:: Given entries

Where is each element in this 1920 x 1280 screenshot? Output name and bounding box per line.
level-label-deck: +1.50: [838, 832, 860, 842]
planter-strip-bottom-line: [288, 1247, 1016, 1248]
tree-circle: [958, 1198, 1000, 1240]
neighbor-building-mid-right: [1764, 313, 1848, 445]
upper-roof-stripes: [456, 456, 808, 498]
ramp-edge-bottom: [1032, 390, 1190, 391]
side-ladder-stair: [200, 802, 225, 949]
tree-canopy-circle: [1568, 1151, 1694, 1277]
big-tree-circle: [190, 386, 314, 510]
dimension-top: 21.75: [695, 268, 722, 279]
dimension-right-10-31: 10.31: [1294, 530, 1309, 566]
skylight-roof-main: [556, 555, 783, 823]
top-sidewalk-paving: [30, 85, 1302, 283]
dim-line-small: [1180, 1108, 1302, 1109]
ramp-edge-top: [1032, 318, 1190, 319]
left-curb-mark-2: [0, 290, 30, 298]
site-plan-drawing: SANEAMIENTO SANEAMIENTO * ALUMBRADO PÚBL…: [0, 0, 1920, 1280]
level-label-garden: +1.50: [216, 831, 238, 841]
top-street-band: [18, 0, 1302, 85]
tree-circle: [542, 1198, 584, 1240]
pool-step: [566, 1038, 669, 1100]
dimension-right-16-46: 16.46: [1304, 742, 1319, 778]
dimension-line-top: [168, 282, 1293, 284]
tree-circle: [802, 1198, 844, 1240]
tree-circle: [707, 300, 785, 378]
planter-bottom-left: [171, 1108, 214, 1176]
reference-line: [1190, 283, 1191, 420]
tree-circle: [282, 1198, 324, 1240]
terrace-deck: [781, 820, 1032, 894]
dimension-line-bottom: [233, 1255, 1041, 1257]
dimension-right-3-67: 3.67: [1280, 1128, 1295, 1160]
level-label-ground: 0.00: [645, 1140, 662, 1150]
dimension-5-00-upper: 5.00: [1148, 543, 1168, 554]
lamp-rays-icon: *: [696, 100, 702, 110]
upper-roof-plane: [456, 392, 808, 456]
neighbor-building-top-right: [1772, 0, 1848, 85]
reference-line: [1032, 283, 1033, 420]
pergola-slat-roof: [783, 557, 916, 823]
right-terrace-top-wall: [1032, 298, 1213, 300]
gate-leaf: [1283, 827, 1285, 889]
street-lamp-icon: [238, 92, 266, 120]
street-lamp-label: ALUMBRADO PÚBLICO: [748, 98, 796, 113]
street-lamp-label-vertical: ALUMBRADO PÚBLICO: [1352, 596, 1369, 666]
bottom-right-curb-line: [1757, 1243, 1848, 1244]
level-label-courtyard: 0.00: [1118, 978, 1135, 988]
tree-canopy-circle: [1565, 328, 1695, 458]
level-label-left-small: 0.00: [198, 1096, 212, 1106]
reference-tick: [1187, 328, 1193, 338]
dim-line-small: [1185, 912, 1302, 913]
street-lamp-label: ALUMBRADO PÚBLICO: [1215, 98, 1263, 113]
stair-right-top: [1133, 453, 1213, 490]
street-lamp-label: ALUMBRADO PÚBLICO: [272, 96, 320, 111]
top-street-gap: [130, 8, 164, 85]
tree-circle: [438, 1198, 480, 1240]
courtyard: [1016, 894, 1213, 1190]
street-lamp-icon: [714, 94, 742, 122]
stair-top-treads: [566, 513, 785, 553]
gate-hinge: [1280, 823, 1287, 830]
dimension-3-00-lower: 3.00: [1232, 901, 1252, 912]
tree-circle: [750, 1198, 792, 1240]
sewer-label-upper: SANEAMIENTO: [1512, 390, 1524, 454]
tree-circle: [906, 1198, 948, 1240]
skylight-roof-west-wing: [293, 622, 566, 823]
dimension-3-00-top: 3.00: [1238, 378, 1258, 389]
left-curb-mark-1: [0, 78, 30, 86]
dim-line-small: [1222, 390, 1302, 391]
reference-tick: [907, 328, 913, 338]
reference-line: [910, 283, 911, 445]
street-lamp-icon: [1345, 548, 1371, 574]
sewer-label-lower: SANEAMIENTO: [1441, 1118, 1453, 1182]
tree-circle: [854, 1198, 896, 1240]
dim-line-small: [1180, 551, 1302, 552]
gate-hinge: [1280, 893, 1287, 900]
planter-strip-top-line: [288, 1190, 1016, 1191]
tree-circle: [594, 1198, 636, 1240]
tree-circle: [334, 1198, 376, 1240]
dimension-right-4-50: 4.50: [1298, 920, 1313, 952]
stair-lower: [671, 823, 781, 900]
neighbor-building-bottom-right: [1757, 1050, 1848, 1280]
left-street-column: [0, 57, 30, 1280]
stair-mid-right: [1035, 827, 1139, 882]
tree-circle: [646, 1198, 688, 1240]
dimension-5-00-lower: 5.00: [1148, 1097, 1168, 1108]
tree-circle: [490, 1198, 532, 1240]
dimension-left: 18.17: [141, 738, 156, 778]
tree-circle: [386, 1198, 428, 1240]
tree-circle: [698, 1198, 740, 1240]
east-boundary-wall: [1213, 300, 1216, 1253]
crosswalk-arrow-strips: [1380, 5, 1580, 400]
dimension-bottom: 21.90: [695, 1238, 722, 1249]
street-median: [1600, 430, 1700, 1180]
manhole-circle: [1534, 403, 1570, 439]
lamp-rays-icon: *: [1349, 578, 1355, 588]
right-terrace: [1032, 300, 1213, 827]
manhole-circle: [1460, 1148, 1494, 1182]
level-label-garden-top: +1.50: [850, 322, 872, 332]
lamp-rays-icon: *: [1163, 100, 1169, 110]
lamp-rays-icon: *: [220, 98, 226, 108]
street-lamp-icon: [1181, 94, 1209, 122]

::::

● Exercise goal
Convert every line of the listing above into a Markdown table with the columns Row and Entry, putting a running row number under Row and the full line under Entry. Leave out any blank lines.

● Reply
| Row | Entry |
|---|---|
| 1 | Where is each element in this 1920 x 1280 screenshot? Output name and bounding box per line. |
| 2 | level-label-deck: +1.50: [838, 832, 860, 842] |
| 3 | planter-strip-bottom-line: [288, 1247, 1016, 1248] |
| 4 | tree-circle: [958, 1198, 1000, 1240] |
| 5 | neighbor-building-mid-right: [1764, 313, 1848, 445] |
| 6 | upper-roof-stripes: [456, 456, 808, 498] |
| 7 | ramp-edge-bottom: [1032, 390, 1190, 391] |
| 8 | side-ladder-stair: [200, 802, 225, 949] |
| 9 | tree-canopy-circle: [1568, 1151, 1694, 1277] |
| 10 | big-tree-circle: [190, 386, 314, 510] |
| 11 | dimension-top: 21.75: [695, 268, 722, 279] |
| 12 | dimension-right-10-31: 10.31: [1294, 530, 1309, 566] |
| 13 | skylight-roof-main: [556, 555, 783, 823] |
| 14 | top-sidewalk-paving: [30, 85, 1302, 283] |
| 15 | dim-line-small: [1180, 1108, 1302, 1109] |
| 16 | ramp-edge-top: [1032, 318, 1190, 319] |
| 17 | left-curb-mark-2: [0, 290, 30, 298] |
| 18 | site-plan-drawing: SANEAMIENTO SANEAMIENTO * ALUMBRADO PÚBL…: [0, 0, 1920, 1280] |
| 19 | level-label-garden: +1.50: [216, 831, 238, 841] |
| 20 | top-street-band: [18, 0, 1302, 85] |
| 21 | tree-circle: [542, 1198, 584, 1240] |
| 22 | pool-step: [566, 1038, 669, 1100] |
| 23 | dimension-right-16-46: 16.46: [1304, 742, 1319, 778] |
| 24 | dimension-line-top: [168, 282, 1293, 284] |
| 25 | tree-circle: [802, 1198, 844, 1240] |
| 26 | tree-circle: [707, 300, 785, 378] |
| 27 | planter-bottom-left: [171, 1108, 214, 1176] |
| 28 | reference-line: [1190, 283, 1191, 420] |
| 29 | tree-circle: [282, 1198, 324, 1240] |
| 30 | terrace-deck: [781, 820, 1032, 894] |
| 31 | dimension-line-bottom: [233, 1255, 1041, 1257] |
| 32 | dimension-right-3-67: 3.67: [1280, 1128, 1295, 1160] |
| 33 | level-label-ground: 0.00: [645, 1140, 662, 1150] |
| 34 | dimension-5-00-upper: 5.00: [1148, 543, 1168, 554] |
| 35 | lamp-rays-icon: *: [696, 100, 702, 110] |
| 36 | upper-roof-plane: [456, 392, 808, 456] |
| 37 | neighbor-building-top-right: [1772, 0, 1848, 85] |
| 38 | reference-line: [1032, 283, 1033, 420] |
| 39 | pergola-slat-roof: [783, 557, 916, 823] |
| 40 | right-terrace-top-wall: [1032, 298, 1213, 300] |
| 41 | gate-leaf: [1283, 827, 1285, 889] |
| 42 | street-lamp-icon: [238, 92, 266, 120] |
| 43 | street-lamp-label: ALUMBRADO PÚBLICO: [748, 98, 796, 113] |
| 44 | street-lamp-label-vertical: ALUMBRADO PÚBLICO: [1352, 596, 1369, 666] |
| 45 | bottom-right-curb-line: [1757, 1243, 1848, 1244] |
| 46 | level-label-courtyard: 0.00: [1118, 978, 1135, 988] |
| 47 | tree-canopy-circle: [1565, 328, 1695, 458] |
| 48 | level-label-left-small: 0.00: [198, 1096, 212, 1106] |
| 49 | reference-tick: [1187, 328, 1193, 338] |
| 50 | dim-line-small: [1185, 912, 1302, 913] |
| 51 | street-lamp-label: ALUMBRADO PÚBLICO: [1215, 98, 1263, 113] |
| 52 | stair-right-top: [1133, 453, 1213, 490] |
| 53 | street-lamp-label: ALUMBRADO PÚBLICO: [272, 96, 320, 111] |
| 54 | top-street-gap: [130, 8, 164, 85] |
| 55 | tree-circle: [438, 1198, 480, 1240] |
| 56 | courtyard: [1016, 894, 1213, 1190] |
| 57 | street-lamp-icon: [714, 94, 742, 122] |
| 58 | stair-top-treads: [566, 513, 785, 553] |
| 59 | gate-hinge: [1280, 823, 1287, 830] |
| 60 | dimension-3-00-lower: 3.00: [1232, 901, 1252, 912] |
| 61 | tree-circle: [750, 1198, 792, 1240] |
| 62 | sewer-label-upper: SANEAMIENTO: [1512, 390, 1524, 454] |
| 63 | tree-circle: [906, 1198, 948, 1240] |
| 64 | skylight-roof-west-wing: [293, 622, 566, 823] |
| 65 | dimension-3-00-top: 3.00: [1238, 378, 1258, 389] |
| 66 | left-curb-mark-1: [0, 78, 30, 86] |
| 67 | dim-line-small: [1222, 390, 1302, 391] |
| 68 | reference-tick: [907, 328, 913, 338] |
| 69 | reference-line: [910, 283, 911, 445] |
| 70 | street-lamp-icon: [1345, 548, 1371, 574] |
| 71 | sewer-label-lower: SANEAMIENTO: [1441, 1118, 1453, 1182] |
| 72 | tree-circle: [854, 1198, 896, 1240] |
| 73 | dim-line-small: [1180, 551, 1302, 552] |
| 74 | gate-hinge: [1280, 893, 1287, 900] |
| 75 | planter-strip-top-line: [288, 1190, 1016, 1191] |
| 76 | tree-circle: [594, 1198, 636, 1240] |
| 77 | tree-circle: [334, 1198, 376, 1240] |
| 78 | dimension-right-4-50: 4.50: [1298, 920, 1313, 952] |
| 79 | stair-lower: [671, 823, 781, 900] |
| 80 | neighbor-building-bottom-right: [1757, 1050, 1848, 1280] |
| 81 | left-street-column: [0, 57, 30, 1280] |
| 82 | stair-mid-right: [1035, 827, 1139, 882] |
| 83 | tree-circle: [646, 1198, 688, 1240] |
| 84 | dimension-5-00-lower: 5.00: [1148, 1097, 1168, 1108] |
| 85 | tree-circle: [490, 1198, 532, 1240] |
| 86 | dimension-left: 18.17: [141, 738, 156, 778] |
| 87 | tree-circle: [386, 1198, 428, 1240] |
| 88 | tree-circle: [698, 1198, 740, 1240] |
| 89 | east-boundary-wall: [1213, 300, 1216, 1253] |
| 90 | crosswalk-arrow-strips: [1380, 5, 1580, 400] |
| 91 | dimension-bottom: 21.90: [695, 1238, 722, 1249] |
| 92 | street-median: [1600, 430, 1700, 1180] |
| 93 | manhole-circle: [1534, 403, 1570, 439] |
| 94 | lamp-rays-icon: *: [1349, 578, 1355, 588] |
| 95 | right-terrace: [1032, 300, 1213, 827] |
| 96 | manhole-circle: [1460, 1148, 1494, 1182] |
| 97 | level-label-garden-top: +1.50: [850, 322, 872, 332] |
| 98 | lamp-rays-icon: *: [1163, 100, 1169, 110] |
| 99 | lamp-rays-icon: *: [220, 98, 226, 108] |
| 100 | street-lamp-icon: [1181, 94, 1209, 122] |